§ Directions for this task: Copy the lines that follow, keeping every character the same.

§ Given records:
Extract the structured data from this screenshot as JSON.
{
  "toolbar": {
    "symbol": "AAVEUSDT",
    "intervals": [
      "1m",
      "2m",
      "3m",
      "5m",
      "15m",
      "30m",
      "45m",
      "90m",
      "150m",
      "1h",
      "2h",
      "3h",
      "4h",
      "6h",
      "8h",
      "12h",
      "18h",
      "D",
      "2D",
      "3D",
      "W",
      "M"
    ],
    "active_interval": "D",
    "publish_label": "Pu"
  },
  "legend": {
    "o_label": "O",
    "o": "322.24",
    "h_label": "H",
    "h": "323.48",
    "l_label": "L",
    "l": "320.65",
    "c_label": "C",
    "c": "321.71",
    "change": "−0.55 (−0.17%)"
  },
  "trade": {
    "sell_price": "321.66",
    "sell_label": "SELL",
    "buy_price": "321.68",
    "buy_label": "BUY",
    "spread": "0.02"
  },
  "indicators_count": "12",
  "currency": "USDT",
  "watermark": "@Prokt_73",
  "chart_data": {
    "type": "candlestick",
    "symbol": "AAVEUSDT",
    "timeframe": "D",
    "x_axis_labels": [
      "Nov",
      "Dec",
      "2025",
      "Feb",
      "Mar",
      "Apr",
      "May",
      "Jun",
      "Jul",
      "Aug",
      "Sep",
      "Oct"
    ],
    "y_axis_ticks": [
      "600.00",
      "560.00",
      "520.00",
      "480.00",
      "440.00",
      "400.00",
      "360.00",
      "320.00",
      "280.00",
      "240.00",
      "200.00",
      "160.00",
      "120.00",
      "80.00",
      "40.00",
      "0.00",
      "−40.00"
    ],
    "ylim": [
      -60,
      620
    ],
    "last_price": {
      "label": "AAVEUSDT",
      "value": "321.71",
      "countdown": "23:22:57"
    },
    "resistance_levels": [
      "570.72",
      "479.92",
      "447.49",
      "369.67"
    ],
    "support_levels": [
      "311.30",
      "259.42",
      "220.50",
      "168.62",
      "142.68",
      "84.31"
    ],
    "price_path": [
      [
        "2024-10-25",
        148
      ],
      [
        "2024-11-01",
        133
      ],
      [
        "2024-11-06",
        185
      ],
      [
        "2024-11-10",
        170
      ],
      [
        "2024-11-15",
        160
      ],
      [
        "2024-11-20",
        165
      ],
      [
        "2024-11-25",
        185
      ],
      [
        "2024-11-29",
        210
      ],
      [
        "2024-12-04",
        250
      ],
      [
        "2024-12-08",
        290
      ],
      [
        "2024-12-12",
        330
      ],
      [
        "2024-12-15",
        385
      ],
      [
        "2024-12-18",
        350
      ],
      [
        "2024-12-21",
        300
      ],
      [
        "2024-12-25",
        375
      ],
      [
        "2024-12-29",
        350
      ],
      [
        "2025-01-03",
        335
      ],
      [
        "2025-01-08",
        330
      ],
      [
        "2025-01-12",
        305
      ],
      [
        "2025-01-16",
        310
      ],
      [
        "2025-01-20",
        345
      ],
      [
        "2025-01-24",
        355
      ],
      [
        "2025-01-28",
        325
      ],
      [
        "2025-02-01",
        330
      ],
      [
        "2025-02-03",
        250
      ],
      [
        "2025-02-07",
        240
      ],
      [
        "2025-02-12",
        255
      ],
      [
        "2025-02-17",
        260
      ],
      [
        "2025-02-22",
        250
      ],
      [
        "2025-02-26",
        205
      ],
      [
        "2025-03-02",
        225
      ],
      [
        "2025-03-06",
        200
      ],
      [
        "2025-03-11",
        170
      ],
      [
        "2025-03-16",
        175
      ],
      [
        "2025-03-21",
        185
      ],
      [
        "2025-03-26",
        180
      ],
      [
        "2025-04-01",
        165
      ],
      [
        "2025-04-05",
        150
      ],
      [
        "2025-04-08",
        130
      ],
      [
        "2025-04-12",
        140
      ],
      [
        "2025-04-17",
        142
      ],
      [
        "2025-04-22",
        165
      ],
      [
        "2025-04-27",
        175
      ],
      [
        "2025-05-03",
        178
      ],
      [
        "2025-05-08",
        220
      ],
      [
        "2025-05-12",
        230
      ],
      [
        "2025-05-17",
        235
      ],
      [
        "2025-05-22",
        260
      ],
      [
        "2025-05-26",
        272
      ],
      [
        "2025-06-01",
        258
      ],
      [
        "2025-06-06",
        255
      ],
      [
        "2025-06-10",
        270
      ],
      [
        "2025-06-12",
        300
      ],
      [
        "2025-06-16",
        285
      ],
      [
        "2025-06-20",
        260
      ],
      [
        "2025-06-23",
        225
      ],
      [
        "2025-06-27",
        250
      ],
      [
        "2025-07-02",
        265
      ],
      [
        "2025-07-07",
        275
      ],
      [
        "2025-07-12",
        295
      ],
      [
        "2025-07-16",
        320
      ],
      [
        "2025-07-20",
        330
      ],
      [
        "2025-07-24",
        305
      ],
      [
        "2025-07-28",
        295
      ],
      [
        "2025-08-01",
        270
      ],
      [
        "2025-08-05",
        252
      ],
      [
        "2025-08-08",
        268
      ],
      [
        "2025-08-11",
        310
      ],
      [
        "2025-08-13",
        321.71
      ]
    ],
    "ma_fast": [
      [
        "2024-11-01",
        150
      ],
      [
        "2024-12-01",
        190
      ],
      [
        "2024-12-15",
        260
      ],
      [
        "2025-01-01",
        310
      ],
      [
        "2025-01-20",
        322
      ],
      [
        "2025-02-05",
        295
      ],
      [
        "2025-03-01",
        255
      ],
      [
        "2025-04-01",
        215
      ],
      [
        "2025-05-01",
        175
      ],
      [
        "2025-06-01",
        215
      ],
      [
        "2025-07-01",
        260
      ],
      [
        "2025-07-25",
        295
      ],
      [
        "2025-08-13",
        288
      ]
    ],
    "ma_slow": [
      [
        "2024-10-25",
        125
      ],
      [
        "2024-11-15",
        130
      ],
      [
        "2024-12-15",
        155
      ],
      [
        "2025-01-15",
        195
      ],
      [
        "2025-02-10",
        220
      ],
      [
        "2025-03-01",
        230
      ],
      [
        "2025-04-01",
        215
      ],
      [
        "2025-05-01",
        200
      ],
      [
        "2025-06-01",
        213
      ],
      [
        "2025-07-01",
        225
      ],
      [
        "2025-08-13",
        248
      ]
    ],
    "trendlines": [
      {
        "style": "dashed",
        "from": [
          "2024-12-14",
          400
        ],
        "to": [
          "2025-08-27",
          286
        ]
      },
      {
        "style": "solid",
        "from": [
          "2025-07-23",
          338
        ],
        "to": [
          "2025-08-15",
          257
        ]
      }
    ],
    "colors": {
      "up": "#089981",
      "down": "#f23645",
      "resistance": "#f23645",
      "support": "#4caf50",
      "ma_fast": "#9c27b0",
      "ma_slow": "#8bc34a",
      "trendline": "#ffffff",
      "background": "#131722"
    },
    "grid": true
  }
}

§ Result for this task:
Extract the structured data from this screenshot as JSON.
{
  "toolbar": {
    "symbol": "AAVEUSDT",
    "intervals": [
      "1m",
      "2m",
      "3m",
      "5m",
      "15m",
      "30m",
      "45m",
      "90m",
      "150m",
      "1h",
      "2h",
      "3h",
      "4h",
      "6h",
      "8h",
      "12h",
      "18h",
      "D",
      "2D",
      "3D",
      "W",
      "M"
    ],
    "active_interval": "D",
    "publish_label": "Pu"
  },
  "legend": {
    "o_label": "O",
    "o": "322.24",
    "h_label": "H",
    "h": "323.48",
    "l_label": "L",
    "l": "320.65",
    "c_label": "C",
    "c": "321.71",
    "change": "−0.55 (−0.17%)"
  },
  "trade": {
    "sell_price": "321.66",
    "sell_label": "SELL",
    "buy_price": "321.68",
    "buy_label": "BUY",
    "spread": "0.02"
  },
  "indicators_count": "12",
  "currency": "USDT",
  "watermark": "@Prokt_73",
  "chart_data": {
    "type": "candlestick",
    "symbol": "AAVEUSDT",
    "timeframe": "D",
    "x_axis_labels": [
      "Nov",
      "Dec",
      "2025",
      "Feb",
      "Mar",
      "Apr",
      "May",
      "Jun",
      "Jul",
      "Aug",
      "Sep",
      "Oct"
    ],
    "y_axis_ticks": [
      "600.00",
      "560.00",
      "520.00",
      "480.00",
      "440.00",
      "400.00",
      "360.00",
      "320.00",
      "280.00",
      "240.00",
      "200.00",
      "160.00",
      "120.00",
      "80.00",
      "40.00",
      "0.00",
      "−40.00"
    ],
    "ylim": [
      -60,
      620
    ],
    "last_price": {
      "label": "AAVEUSDT",
      "value": "321.71",
      "countdown": "23:22:57"
    },
    "resistance_levels": [
      "570.72",
      "479.92",
      "447.49",
      "369.67"
    ],
    "support_levels": [
      "311.30",
      "259.42",
      "220.50",
      "168.62",
      "142.68",
      "84.31"
    ],
    "price_path": [
      [
        "2024-10-25",
        148
      ],
      [
        "2024-11-01",
        133
      ],
      [
        "2024-11-06",
        185
      ],
      [
        "2024-11-10",
        170
      ],
      [
        "2024-11-15",
        160
      ],
      [
        "2024-11-20",
        165
      ],
      [
        "2024-11-25",
        185
      ],
      [
        "2024-11-29",
        210
      ],
      [
        "2024-12-04",
        250
      ],
      [
        "2024-12-08",
        290
      ],
      [
        "2024-12-12",
        330
      ],
      [
        "2024-12-15",
        385
      ],
      [
        "2024-12-18",
        350
      ],
      [
        "2024-12-21",
        300
      ],
      [
        "2024-12-25",
        375
      ],
      [
        "2024-12-29",
        350
      ],
      [
        "2025-01-03",
        335
      ],
      [
        "2025-01-08",
        330
      ],
      [
        "2025-01-12",
        305
      ],
      [
        "2025-01-16",
        310
      ],
      [
        "2025-01-20",
        345
      ],
      [
        "2025-01-24",
        355
      ],
      [
        "2025-01-28",
        325
      ],
      [
        "2025-02-01",
        330
      ],
      [
        "2025-02-03",
        250
      ],
      [
        "2025-02-07",
        240
      ],
      [
        "2025-02-12",
        255
      ],
      [
        "2025-02-17",
        260
      ],
      [
        "2025-02-22",
        250
      ],
      [
        "2025-02-26",
        205
      ],
      [
        "2025-03-02",
        225
      ],
      [
        "2025-03-06",
        200
      ],
      [
        "2025-03-11",
        170
      ],
      [
        "2025-03-16",
        175
      ],
      [
        "2025-03-21",
        185
      ],
      [
        "2025-03-26",
        180
      ],
      [
        "2025-04-01",
        165
      ],
      [
        "2025-04-05",
        150
      ],
      [
        "2025-04-08",
        130
      ],
      [
        "2025-04-12",
        140
      ],
      [
        "2025-04-17",
        142
      ],
      [
        "2025-04-22",
        165
      ],
      [
        "2025-04-27",
        175
      ],
      [
        "2025-05-03",
        178
      ],
      [
        "2025-05-08",
        220
      ],
      [
        "2025-05-12",
        230
      ],
      [
        "2025-05-17",
        235
      ],
      [
        "2025-05-22",
        260
      ],
      [
        "2025-05-26",
        272
      ],
      [
        "2025-06-01",
        258
      ],
      [
        "2025-06-06",
        255
      ],
      [
        "2025-06-10",
        270
      ],
      [
        "2025-06-12",
        300
      ],
      [
        "2025-06-16",
        285
      ],
      [
        "2025-06-20",
        260
      ],
      [
        "2025-06-23",
        225
      ],
      [
        "2025-06-27",
        250
      ],
      [
        "2025-07-02",
        265
      ],
      [
        "2025-07-07",
        275
      ],
      [
        "2025-07-12",
        295
      ],
      [
        "2025-07-16",
        320
      ],
      [
        "2025-07-20",
        330
      ],
      [
        "2025-07-24",
        305
      ],
      [
        "2025-07-28",
        295
      ],
      [
        "2025-08-01",
        270
      ],
      [
        "2025-08-05",
        252
      ],
      [
        "2025-08-08",
        268
      ],
      [
        "2025-08-11",
        310
      ],
      [
        "2025-08-13",
        321.71
      ]
    ],
    "ma_fast": [
      [
        "2024-11-01",
        150
      ],
      [
        "2024-12-01",
        190
      ],
      [
        "2024-12-15",
        260
      ],
      [
        "2025-01-01",
        310
      ],
      [
        "2025-01-20",
        322
      ],
      [
        "2025-02-05",
        295
      ],
      [
        "2025-03-01",
        255
      ],
      [
        "2025-04-01",
        215
      ],
      [
        "2025-05-01",
        175
      ],
      [
        "2025-06-01",
        215
      ],
      [
        "2025-07-01",
        260
      ],
      [
        "2025-07-25",
        295
      ],
      [
        "2025-08-13",
        288
      ]
    ],
    "ma_slow": [
      [
        "2024-10-25",
        125
      ],
      [
        "2024-11-15",
        130
      ],
      [
        "2024-12-15",
        155
      ],
      [
        "2025-01-15",
        195
      ],
      [
        "2025-02-10",
        220
      ],
      [
        "2025-03-01",
        230
      ],
      [
        "2025-04-01",
        215
      ],
      [
        "2025-05-01",
        200
      ],
      [
        "2025-06-01",
        213
      ],
      [
        "2025-07-01",
        225
      ],
      [
        "2025-08-13",
        248
      ]
    ],
    "trendlines": [
      {
        "style": "dashed",
        "from": [
          "2024-12-14",
          400
        ],
        "to": [
          "2025-08-27",
          286
        ]
      },
      {
        "style": "solid",
        "from": [
          "2025-07-23",
          338
        ],
        "to": [
          "2025-08-15",
          257
        ]
      }
    ],
    "colors": {
      "up": "#089981",
      "down": "#f23645",
      "resistance": "#f23645",
      "support": "#4caf50",
      "ma_fast": "#9c27b0",
      "ma_slow": "#8bc34a",
      "trendline": "#ffffff",
      "background": "#131722"
    },
    "grid": true
  }
}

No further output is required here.